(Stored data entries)

[start]

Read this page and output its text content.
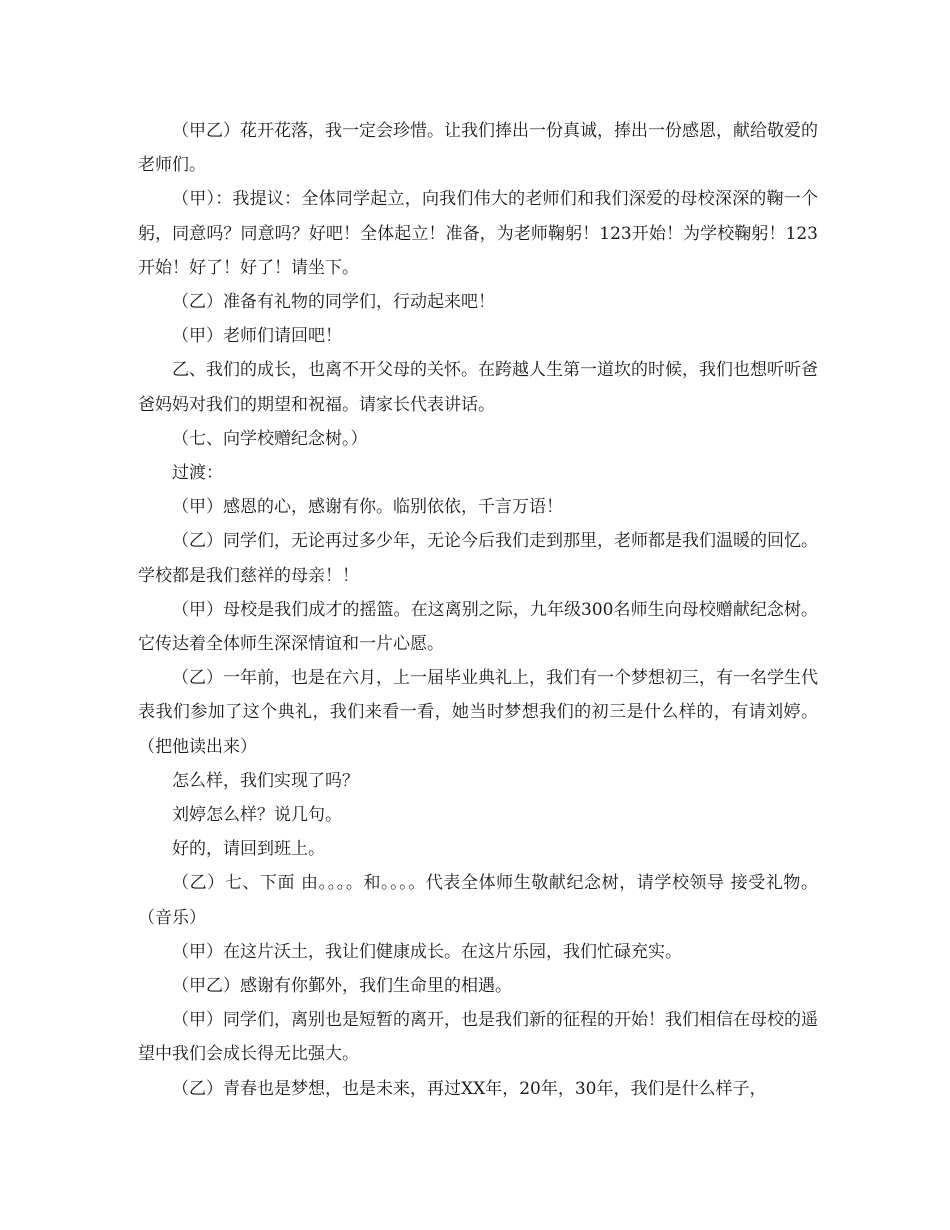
（甲乙）花开花落，我一定会珍惜。让我们捧出一份真诚，捧出一份感恩，献给敬爱的老师们。

（甲）：我提议：全体同学起立，向我们伟大的老师们和我们深爱的母校深深的鞠一个躬，同意吗？同意吗？好吧！全体起立！准备，为老师鞠躬！123开始！为学校鞠躬！123开始！好了！好了！请坐下。

（乙）准备有礼物的同学们，行动起来吧！

（甲）老师们请回吧！

乙、我们的成长，也离不开父母的关怀。在跨越人生第一道坎的时候，我们也想听听爸爸妈妈对我们的期望和祝福。请家长代表讲话。

（七、向学校赠纪念树。）

过渡：

（甲）感恩的心，感谢有你。临别依依，千言万语！

（乙）同学们，无论再过多少年，无论今后我们走到那里，老师都是我们温暖的回忆。学校都是我们慈祥的母亲！！

（甲）母校是我们成才的摇篮。在这离别之际，九年级300名师生向母校赠献纪念树。它传达着全体师生深深情谊和一片心愿。

（乙）一年前，也是在六月，上一届毕业典礼上，我们有一个梦想初三，有一名学生代表我们参加了这个典礼，我们来看一看，她当时梦想我们的初三是什么样的，有请刘婷。（把他读出来）

怎么样，我们实现了吗？

刘婷怎么样？说几句。

好的，请回到班上。

（乙）七、下面 由。。。。和。。。。代表全体师生敬献纪念树，请学校领导 接受礼物。（音乐）

（甲）在这片沃土，我让们健康成长。在这片乐园，我们忙碌充实。

（甲乙）感谢有你鄞外，我们生命里的相遇。

（甲）同学们，离别也是短暂的离开，也是我们新的征程的开始！我们相信在母校的遥望中我们会成长得无比强大。

（乙）青春也是梦想，也是未来，再过XX年，20年，30年，我们是什么样子，
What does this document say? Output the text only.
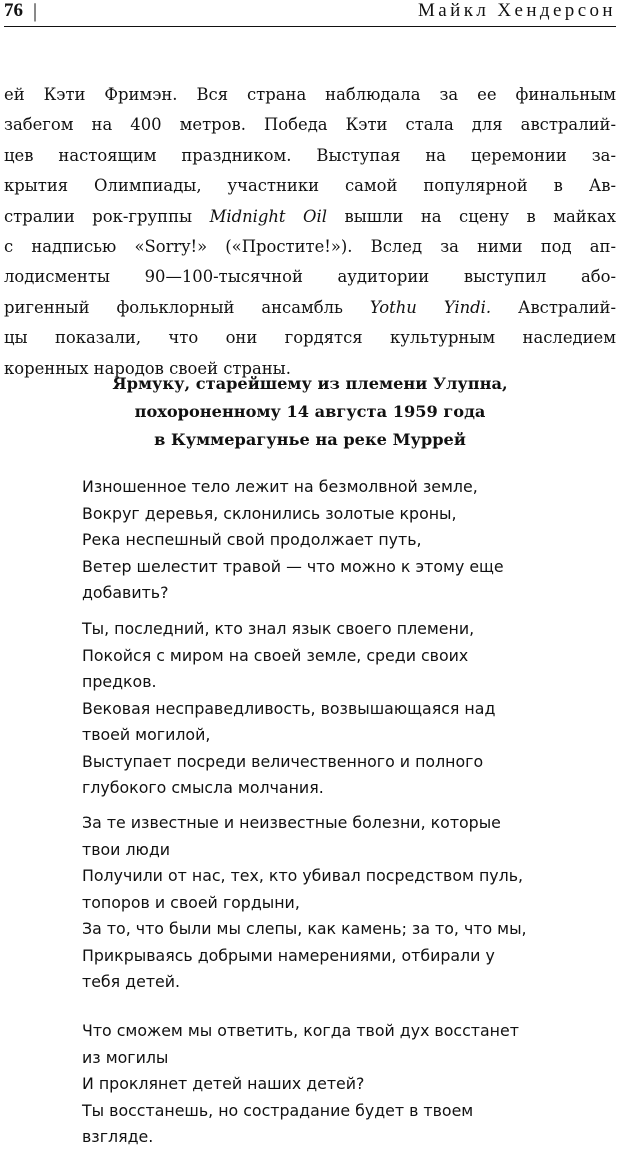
76 |	Майкл Хендерсон
ей Кэти Фримэн. Вся страна наблюдала за ее финальным
забегом на 400 метров. Победа Кэти стала для австралий-
цев настоящим праздником. Выступая на церемонии за-
крытия Олимпиады, участники самой популярной в Ав-
стралии рок-группы Midnight Oil вышли на сцену в майках
с надписью «Sorry!» («Простите!»). Вслед за ними под ап-
лодисменты 90—100-тысячной аудитории выступил або-
ригенный фольклорный ансамбль Yothu Yindi. Австралий-
цы показали, что они гордятся культурным наследием
коренных народов своей страны.
Ярмуку, старейшему из племени Улупна,
похороненному 14 августа 1959 года
в Куммерагунье на реке Муррей
Изношенное тело лежит на безмолвной земле,
Вокруг деревья, склонились золотые кроны,
Река неспешный свой продолжает путь,
Ветер шелестит травой — что можно к этому еще
добавить?
Ты, последний, кто знал язык своего племени,
Покойся с миром на своей земле, среди своих
предков.
Вековая несправедливость, возвышающаяся над
твоей могилой,
Выступает посреди величественного и полного
глубокого смысла молчания.
За те известные и неизвестные болезни, которые
твои люди
Получили от нас, тех, кто убивал посредством пуль,
топоров и своей гордыни,
За то, что были мы слепы, как камень; за то, что мы,
Прикрываясь добрыми намерениями, отбирали у
тебя детей.
Что сможем мы ответить, когда твой дух восстанет
из могилы
И проклянет детей наших детей?
Ты восстанешь, но сострадание будет в твоем
взгляде.
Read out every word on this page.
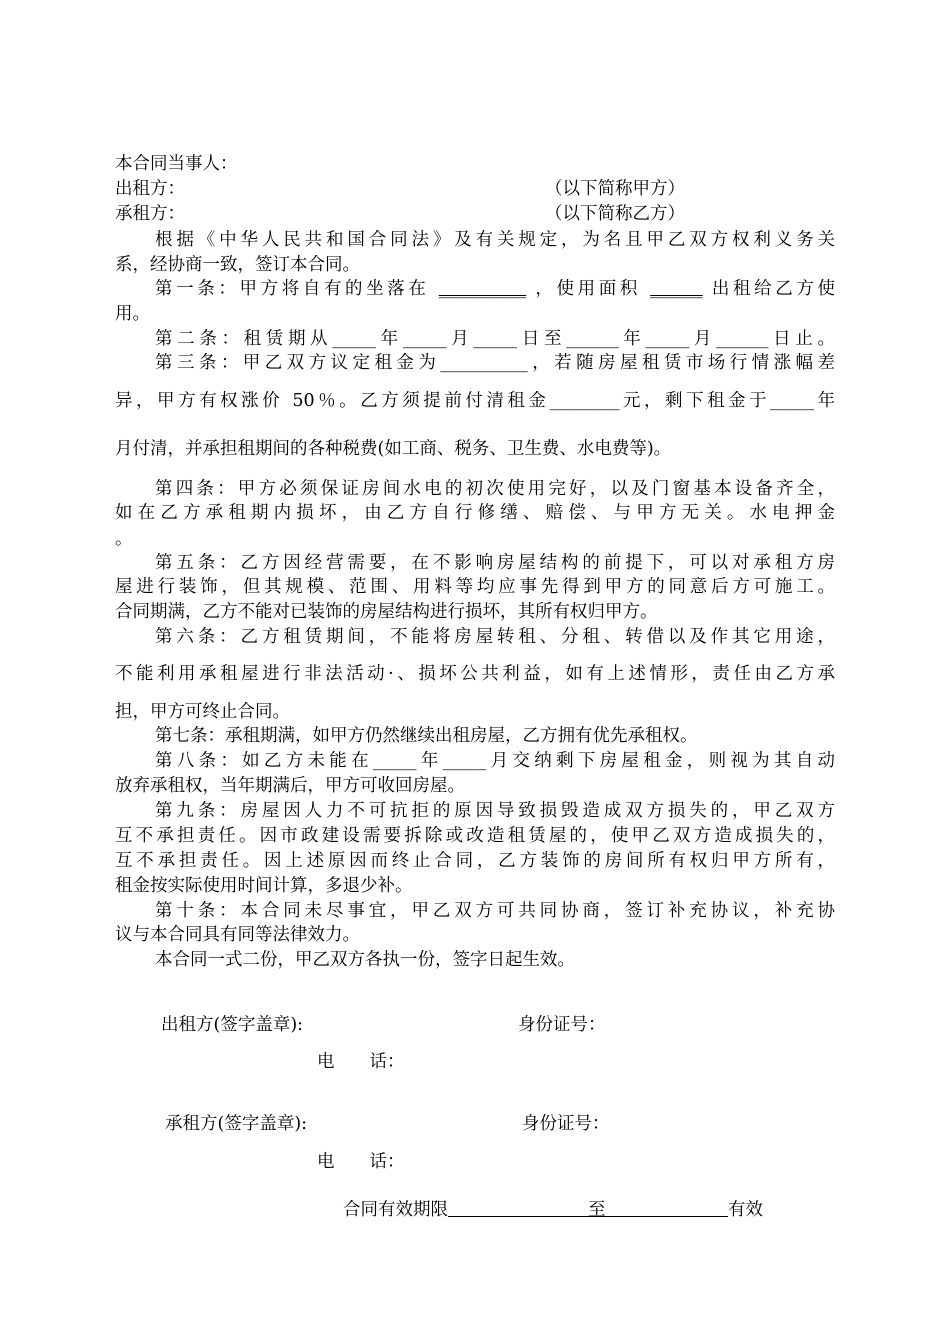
本合同当事人：
出租方：	（以下简称甲方）
承租方：	（以下简称乙方）
根据《中华人民共和国合同法》及有关规定，为名且甲乙双方权利义务关
系，经协商一致，签订本合同。
第一条：甲方将自有的坐落在 __________ ，使用面积 ______ 出租给乙方使
用。
第二条：租赁期从_____年_____月_____日至______年_____月______日止。
第三条：甲乙双方议定租金为__________，若随房屋租赁市场行情涨幅差
异，甲方有权涨价 50％。乙方须提前付清租金________元，剩下租金于_____年
月付清，并承担租期间的各种税费(如工商、税务、卫生费、水电费等)。
第四条：甲方必须保证房间水电的初次使用完好，以及门窗基本设备齐全，
如在乙方承租期内损坏，由乙方自行修缮、赔偿、与甲方无关。水电押金
。
第五条：乙方因经营需要，在不影响房屋结构的前提下，可以对承租方房
屋进行装饰，但其规模、范围、用料等均应事先得到甲方的同意后方可施工。
合同期满，乙方不能对已装饰的房屋结构进行损坏，其所有权归甲方。
第六条：乙方租赁期间，不能将房屋转租、分租、转借以及作其它用途，
不能利用承租屋进行非法活动·、损坏公共利益，如有上述情形，责任由乙方承
担，甲方可终止合同。
第七条：承租期满，如甲方仍然继续出租房屋，乙方拥有优先承租权。
第八条：如乙方未能在_____年_____月交纳剩下房屋租金，则视为其自动
放弃承租权，当年期满后，甲方可收回房屋。
第九条：房屋因人力不可抗拒的原因导致损毁造成双方损失的，甲乙双方
互不承担责任。因市政建设需要拆除或改造租赁屋的，使甲乙双方造成损失的，
互不承担责任。因上述原因而终止合同，乙方装饰的房间所有权归甲方所有，
租金按实际使用时间计算，多退少补。
第十条：本合同未尽事宜，甲乙双方可共同协商，签订补充协议，补充协
议与本合同具有同等法律效力。
本合同一式二份，甲乙双方各执一份，签字日起生效。
出租方(签字盖章):	身份证号：
电　　话：
承租方(签字盖章):	身份证号：
电　　话：
合同有效期限　　　　　　　　	至　　　　　　　	有效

[end]

Print each line of the material above exactly, with the pictures removed from your copy.

Solution:
Read this page and output its text content.
（甲乙）花开花落，我一定会珍惜。让我们捧出一份真诚，捧出一份感恩，献给敬爱的老师们。

（甲）：我提议：全体同学起立，向我们伟大的老师们和我们深爱的母校深深的鞠一个躬，同意吗？同意吗？好吧！全体起立！准备，为老师鞠躬！123开始！为学校鞠躬！123开始！好了！好了！请坐下。

（乙）准备有礼物的同学们，行动起来吧！

（甲）老师们请回吧！

乙、我们的成长，也离不开父母的关怀。在跨越人生第一道坎的时候，我们也想听听爸爸妈妈对我们的期望和祝福。请家长代表讲话。

（七、向学校赠纪念树。）

过渡：

（甲）感恩的心，感谢有你。临别依依，千言万语！

（乙）同学们，无论再过多少年，无论今后我们走到那里，老师都是我们温暖的回忆。学校都是我们慈祥的母亲！！

（甲）母校是我们成才的摇篮。在这离别之际，九年级300名师生向母校赠献纪念树。它传达着全体师生深深情谊和一片心愿。

（乙）一年前，也是在六月，上一届毕业典礼上，我们有一个梦想初三，有一名学生代表我们参加了这个典礼，我们来看一看，她当时梦想我们的初三是什么样的，有请刘婷。（把他读出来）

怎么样，我们实现了吗？

刘婷怎么样？说几句。

好的，请回到班上。

（乙）七、下面 由。。。。和。。。。代表全体师生敬献纪念树，请学校领导 接受礼物。（音乐）

（甲）在这片沃土，我让们健康成长。在这片乐园，我们忙碌充实。

（甲乙）感谢有你鄞外，我们生命里的相遇。

（甲）同学们，离别也是短暂的离开，也是我们新的征程的开始！我们相信在母校的遥望中我们会成长得无比强大。

（乙）青春也是梦想，也是未来，再过XX年，20年，30年，我们是什么样子，
What does this document say? Output the text only.
76 |	Майкл Хендерсон
ей Кэти Фримэн. Вся страна наблюдала за ее финальным
забегом на 400 метров. Победа Кэти стала для австралий-
цев настоящим праздником. Выступая на церемонии за-
крытия Олимпиады, участники самой популярной в Ав-
стралии рок-группы Midnight Oil вышли на сцену в майках
с надписью «Sorry!» («Простите!»). Вслед за ними под ап-
лодисменты 90—100-тысячной аудитории выступил або-
ригенный фольклорный ансамбль Yothu Yindi. Австралий-
цы показали, что они гордятся культурным наследием
коренных народов своей страны.
Ярмуку, старейшему из племени Улупна,
похороненному 14 августа 1959 года
в Куммерагунье на реке Муррей
Изношенное тело лежит на безмолвной земле,
Вокруг деревья, склонились золотые кроны,
Река неспешный свой продолжает путь,
Ветер шелестит травой — что можно к этому еще
добавить?
Ты, последний, кто знал язык своего племени,
Покойся с миром на своей земле, среди своих
предков.
Вековая несправедливость, возвышающаяся над
твоей могилой,
Выступает посреди величественного и полного
глубокого смысла молчания.
За те известные и неизвестные болезни, которые
твои люди
Получили от нас, тех, кто убивал посредством пуль,
топоров и своей гордыни,
За то, что были мы слепы, как камень; за то, что мы,
Прикрываясь добрыми намерениями, отбирали у
тебя детей.
Что сможем мы ответить, когда твой дух восстанет
из могилы
И проклянет детей наших детей?
Ты восстанешь, но сострадание будет в твоем
взгляде.
Read out every word on this page.
本合同当事人：
出租方：	（以下简称甲方）
承租方：	（以下简称乙方）
根据《中华人民共和国合同法》及有关规定，为名且甲乙双方权利义务关
系，经协商一致，签订本合同。
第一条：甲方将自有的坐落在 __________ ，使用面积 ______ 出租给乙方使
用。
第二条：租赁期从_____年_____月_____日至______年_____月______日止。
第三条：甲乙双方议定租金为__________，若随房屋租赁市场行情涨幅差
异，甲方有权涨价 50％。乙方须提前付清租金________元，剩下租金于_____年
月付清，并承担租期间的各种税费(如工商、税务、卫生费、水电费等)。
第四条：甲方必须保证房间水电的初次使用完好，以及门窗基本设备齐全，
如在乙方承租期内损坏，由乙方自行修缮、赔偿、与甲方无关。水电押金
。
第五条：乙方因经营需要，在不影响房屋结构的前提下，可以对承租方房
屋进行装饰，但其规模、范围、用料等均应事先得到甲方的同意后方可施工。
合同期满，乙方不能对已装饰的房屋结构进行损坏，其所有权归甲方。
第六条：乙方租赁期间，不能将房屋转租、分租、转借以及作其它用途，
不能利用承租屋进行非法活动·、损坏公共利益，如有上述情形，责任由乙方承
担，甲方可终止合同。
第七条：承租期满，如甲方仍然继续出租房屋，乙方拥有优先承租权。
第八条：如乙方未能在_____年_____月交纳剩下房屋租金，则视为其自动
放弃承租权，当年期满后，甲方可收回房屋。
第九条：房屋因人力不可抗拒的原因导致损毁造成双方损失的，甲乙双方
互不承担责任。因市政建设需要拆除或改造租赁屋的，使甲乙双方造成损失的，
互不承担责任。因上述原因而终止合同，乙方装饰的房间所有权归甲方所有，
租金按实际使用时间计算，多退少补。
第十条：本合同未尽事宜，甲乙双方可共同协商，签订补充协议，补充协
议与本合同具有同等法律效力。
本合同一式二份，甲乙双方各执一份，签字日起生效。
出租方(签字盖章):	身份证号：
电　　话：
承租方(签字盖章):	身份证号：
电　　话：
合同有效期限　　　　　　　　	至　　　　　　　	有效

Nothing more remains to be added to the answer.